▼▼▼

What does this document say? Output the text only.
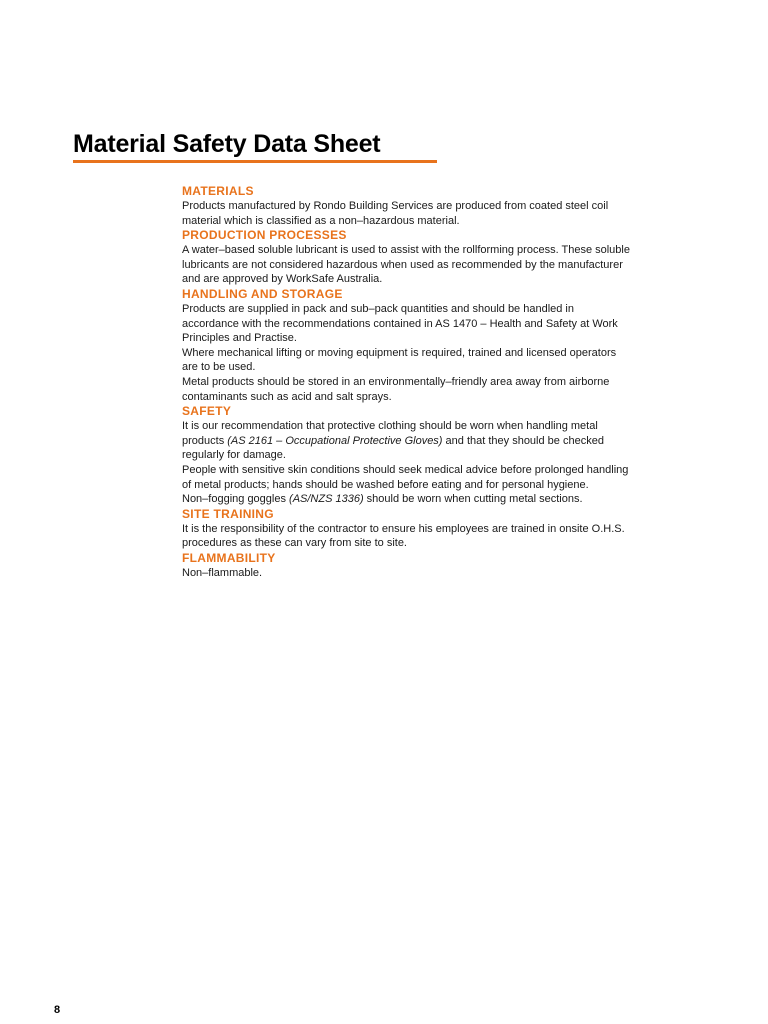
Material Safety Data Sheet
MATERIALS

Products manufactured by Rondo Building Services are produced from coated steel coil material which is classified as a non–hazardous material.

PRODUCTION PROCESSES

A water–based soluble lubricant is used to assist with the rollforming process. These soluble lubricants are not considered hazardous when used as recommended by the manufacturer and are approved by WorkSafe Australia.

HANDLING AND STORAGE

Products are supplied in pack and sub–pack quantities and should be handled in accordance with the recommendations contained in AS 1470 – Health and Safety at Work Principles and Practise.

Where mechanical lifting or moving equipment is required, trained and licensed operators are to be used.

Metal products should be stored in an environmentally–friendly area away from airborne contaminants such as acid and salt sprays.

SAFETY

It is our recommendation that protective clothing should be worn when handling metal products (AS 2161 – Occupational Protective Gloves) and that they should be checked regularly for damage.

People with sensitive skin conditions should seek medical advice before prolonged handling of metal products; hands should be washed before eating and for personal hygiene.

Non–fogging goggles (AS/NZS 1336) should be worn when cutting metal sections.

SITE TRAINING

It is the responsibility of the contractor to ensure his employees are trained in onsite O.H.S. procedures as these can vary from site to site.

FLAMMABILITY

Non–flammable.

8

▲▲▲

Objective ▸ Copy all the data exactly as written, but skip any picture.

Expected answer ▸
What does this document say? Output the text only.
Material Safety Data Sheet
MATERIALS

Products manufactured by Rondo Building Services are produced from coated steel coil material which is classified as a non–hazardous material.

PRODUCTION PROCESSES

A water–based soluble lubricant is used to assist with the rollforming process. These soluble lubricants are not considered hazardous when used as recommended by the manufacturer and are approved by WorkSafe Australia.

HANDLING AND STORAGE

Products are supplied in pack and sub–pack quantities and should be handled in accordance with the recommendations contained in AS 1470 – Health and Safety at Work Principles and Practise.

Where mechanical lifting or moving equipment is required, trained and licensed operators are to be used.

Metal products should be stored in an environmentally–friendly area away from airborne contaminants such as acid and salt sprays.

SAFETY

It is our recommendation that protective clothing should be worn when handling metal products (AS 2161 – Occupational Protective Gloves) and that they should be checked regularly for damage.

People with sensitive skin conditions should seek medical advice before prolonged handling of metal products; hands should be washed before eating and for personal hygiene.

Non–fogging goggles (AS/NZS 1336) should be worn when cutting metal sections.

SITE TRAINING

It is the responsibility of the contractor to ensure his employees are trained in onsite O.H.S. procedures as these can vary from site to site.

FLAMMABILITY

Non–flammable.

8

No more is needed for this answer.